[Collected data entries]
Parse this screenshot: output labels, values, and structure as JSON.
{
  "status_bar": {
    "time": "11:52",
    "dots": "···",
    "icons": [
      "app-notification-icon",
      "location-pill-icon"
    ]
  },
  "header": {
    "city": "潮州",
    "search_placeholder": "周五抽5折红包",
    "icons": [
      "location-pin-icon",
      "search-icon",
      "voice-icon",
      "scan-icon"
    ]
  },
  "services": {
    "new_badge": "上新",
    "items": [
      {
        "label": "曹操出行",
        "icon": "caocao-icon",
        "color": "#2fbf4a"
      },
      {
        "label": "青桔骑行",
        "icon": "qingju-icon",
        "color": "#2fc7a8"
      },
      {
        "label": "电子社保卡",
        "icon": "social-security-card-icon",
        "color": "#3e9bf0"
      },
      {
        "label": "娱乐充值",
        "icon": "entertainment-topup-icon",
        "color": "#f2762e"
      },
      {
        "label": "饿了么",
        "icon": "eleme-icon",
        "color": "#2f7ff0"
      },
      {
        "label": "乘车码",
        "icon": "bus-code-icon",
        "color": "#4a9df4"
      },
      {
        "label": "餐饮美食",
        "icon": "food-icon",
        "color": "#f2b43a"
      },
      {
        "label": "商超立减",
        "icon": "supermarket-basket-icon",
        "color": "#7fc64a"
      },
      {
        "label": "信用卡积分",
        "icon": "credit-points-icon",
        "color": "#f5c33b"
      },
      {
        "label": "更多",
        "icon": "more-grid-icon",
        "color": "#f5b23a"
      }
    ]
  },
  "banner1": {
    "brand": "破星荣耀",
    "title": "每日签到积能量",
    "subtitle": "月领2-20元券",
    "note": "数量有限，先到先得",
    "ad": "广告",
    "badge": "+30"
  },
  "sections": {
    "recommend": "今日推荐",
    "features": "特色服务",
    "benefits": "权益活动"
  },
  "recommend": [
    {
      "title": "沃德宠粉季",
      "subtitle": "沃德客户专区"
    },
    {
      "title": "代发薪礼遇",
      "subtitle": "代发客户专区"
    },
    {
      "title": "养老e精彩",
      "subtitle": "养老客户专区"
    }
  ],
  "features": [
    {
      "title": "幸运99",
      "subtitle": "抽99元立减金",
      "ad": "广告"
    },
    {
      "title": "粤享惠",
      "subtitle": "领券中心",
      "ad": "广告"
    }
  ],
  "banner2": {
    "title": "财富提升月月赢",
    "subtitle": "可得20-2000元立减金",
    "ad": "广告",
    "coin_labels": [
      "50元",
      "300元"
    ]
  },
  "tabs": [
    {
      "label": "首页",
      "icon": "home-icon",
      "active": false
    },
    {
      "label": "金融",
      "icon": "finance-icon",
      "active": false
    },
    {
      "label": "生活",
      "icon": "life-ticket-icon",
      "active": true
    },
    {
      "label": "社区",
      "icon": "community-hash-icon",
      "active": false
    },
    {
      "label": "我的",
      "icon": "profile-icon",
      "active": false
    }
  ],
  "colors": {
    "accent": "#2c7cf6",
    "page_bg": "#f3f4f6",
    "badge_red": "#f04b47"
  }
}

**TASK DESCRIPTION:**
Would you give the material above again, complete and exact?

**FULL RESPONSE:**
Parse this screenshot: output labels, values, and structure as JSON.
{
  "status_bar": {
    "time": "11:52",
    "dots": "···",
    "icons": [
      "app-notification-icon",
      "location-pill-icon"
    ]
  },
  "header": {
    "city": "潮州",
    "search_placeholder": "周五抽5折红包",
    "icons": [
      "location-pin-icon",
      "search-icon",
      "voice-icon",
      "scan-icon"
    ]
  },
  "services": {
    "new_badge": "上新",
    "items": [
      {
        "label": "曹操出行",
        "icon": "caocao-icon",
        "color": "#2fbf4a"
      },
      {
        "label": "青桔骑行",
        "icon": "qingju-icon",
        "color": "#2fc7a8"
      },
      {
        "label": "电子社保卡",
        "icon": "social-security-card-icon",
        "color": "#3e9bf0"
      },
      {
        "label": "娱乐充值",
        "icon": "entertainment-topup-icon",
        "color": "#f2762e"
      },
      {
        "label": "饿了么",
        "icon": "eleme-icon",
        "color": "#2f7ff0"
      },
      {
        "label": "乘车码",
        "icon": "bus-code-icon",
        "color": "#4a9df4"
      },
      {
        "label": "餐饮美食",
        "icon": "food-icon",
        "color": "#f2b43a"
      },
      {
        "label": "商超立减",
        "icon": "supermarket-basket-icon",
        "color": "#7fc64a"
      },
      {
        "label": "信用卡积分",
        "icon": "credit-points-icon",
        "color": "#f5c33b"
      },
      {
        "label": "更多",
        "icon": "more-grid-icon",
        "color": "#f5b23a"
      }
    ]
  },
  "banner1": {
    "brand": "破星荣耀",
    "title": "每日签到积能量",
    "subtitle": "月领2-20元券",
    "note": "数量有限，先到先得",
    "ad": "广告",
    "badge": "+30"
  },
  "sections": {
    "recommend": "今日推荐",
    "features": "特色服务",
    "benefits": "权益活动"
  },
  "recommend": [
    {
      "title": "沃德宠粉季",
      "subtitle": "沃德客户专区"
    },
    {
      "title": "代发薪礼遇",
      "subtitle": "代发客户专区"
    },
    {
      "title": "养老e精彩",
      "subtitle": "养老客户专区"
    }
  ],
  "features": [
    {
      "title": "幸运99",
      "subtitle": "抽99元立减金",
      "ad": "广告"
    },
    {
      "title": "粤享惠",
      "subtitle": "领券中心",
      "ad": "广告"
    }
  ],
  "banner2": {
    "title": "财富提升月月赢",
    "subtitle": "可得20-2000元立减金",
    "ad": "广告",
    "coin_labels": [
      "50元",
      "300元"
    ]
  },
  "tabs": [
    {
      "label": "首页",
      "icon": "home-icon",
      "active": false
    },
    {
      "label": "金融",
      "icon": "finance-icon",
      "active": false
    },
    {
      "label": "生活",
      "icon": "life-ticket-icon",
      "active": true
    },
    {
      "label": "社区",
      "icon": "community-hash-icon",
      "active": false
    },
    {
      "label": "我的",
      "icon": "profile-icon",
      "active": false
    }
  ],
  "colors": {
    "accent": "#2c7cf6",
    "page_bg": "#f3f4f6",
    "badge_red": "#f04b47"
  }
}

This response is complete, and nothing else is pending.